> **Data provided**:
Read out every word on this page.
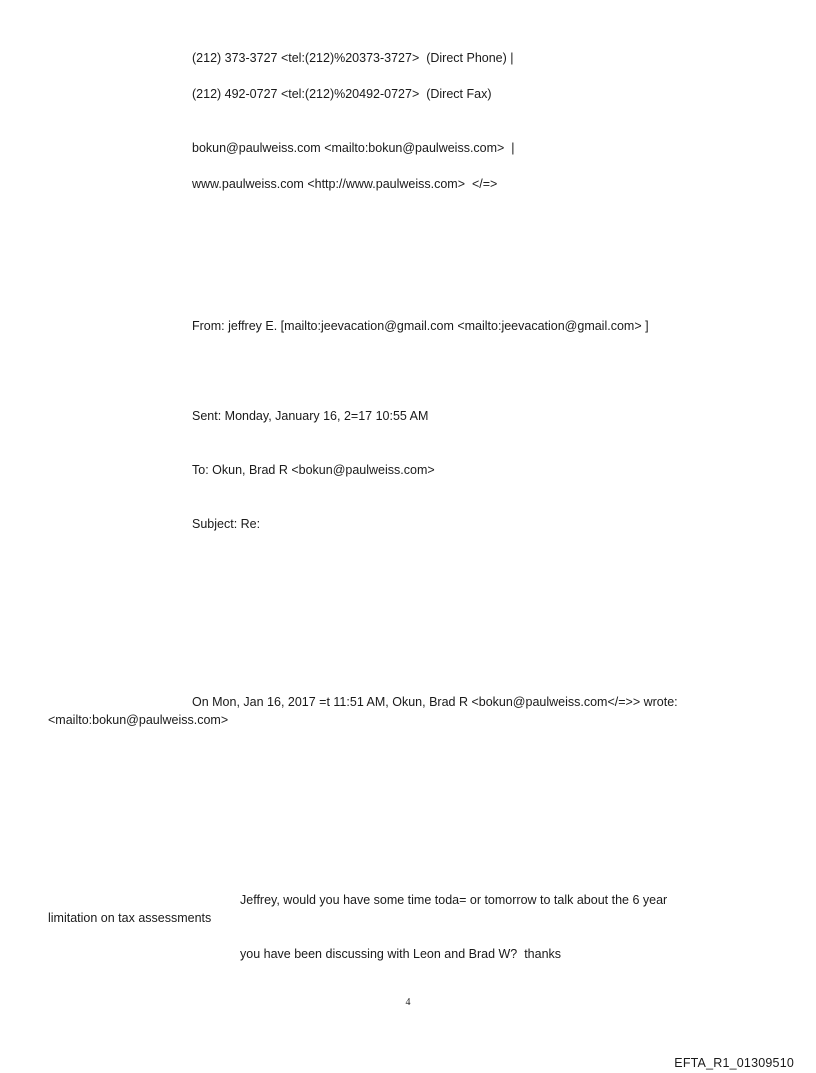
(212) 373-3727 <tel:(212)%20373-3727>  (Direct Phone) |

(212) 492-0727 <tel:(212)%20492-0727>  (Direct Fax)

bokun@paulweiss.com <mailto:bokun@paulweiss.com>  |

www.paulweiss.com <http://www.paulweiss.com>  </=>

From: jeffrey E. [mailto:jeevacation@gmail.com <mailto:jeevacation@gmail.com> ]

Sent: Monday, January 16, 2=17 10:55 AM

To: Okun, Brad R <bokun@paulweiss.com>

Subject: Re:

On Mon, Jan 16, 2017 =t 11:51 AM, Okun, Brad R <bokun@paulweiss.com</=>> wrote:

<mailto:bokun@paulweiss.com>

Jeffrey, would you have some time toda= or tomorrow to talk about the 6 year

limitation on tax assessments

you have been discussing with Leon and Brad W?  thanks

4
EFTA_R1_01309510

> **Given problem**: Go through the listing above and quote it exactly, apart from its images.

> **Written solution**:
Read out every word on this page.
(212) 373-3727 <tel:(212)%20373-3727>  (Direct Phone) |

(212) 492-0727 <tel:(212)%20492-0727>  (Direct Fax)

bokun@paulweiss.com <mailto:bokun@paulweiss.com>  |

www.paulweiss.com <http://www.paulweiss.com>  </=>

From: jeffrey E. [mailto:jeevacation@gmail.com <mailto:jeevacation@gmail.com> ]

Sent: Monday, January 16, 2=17 10:55 AM

To: Okun, Brad R <bokun@paulweiss.com>

Subject: Re:

On Mon, Jan 16, 2017 =t 11:51 AM, Okun, Brad R <bokun@paulweiss.com</=>> wrote:

<mailto:bokun@paulweiss.com>

Jeffrey, would you have some time toda= or tomorrow to talk about the 6 year

limitation on tax assessments

you have been discussing with Leon and Brad W?  thanks

4
EFTA_R1_01309510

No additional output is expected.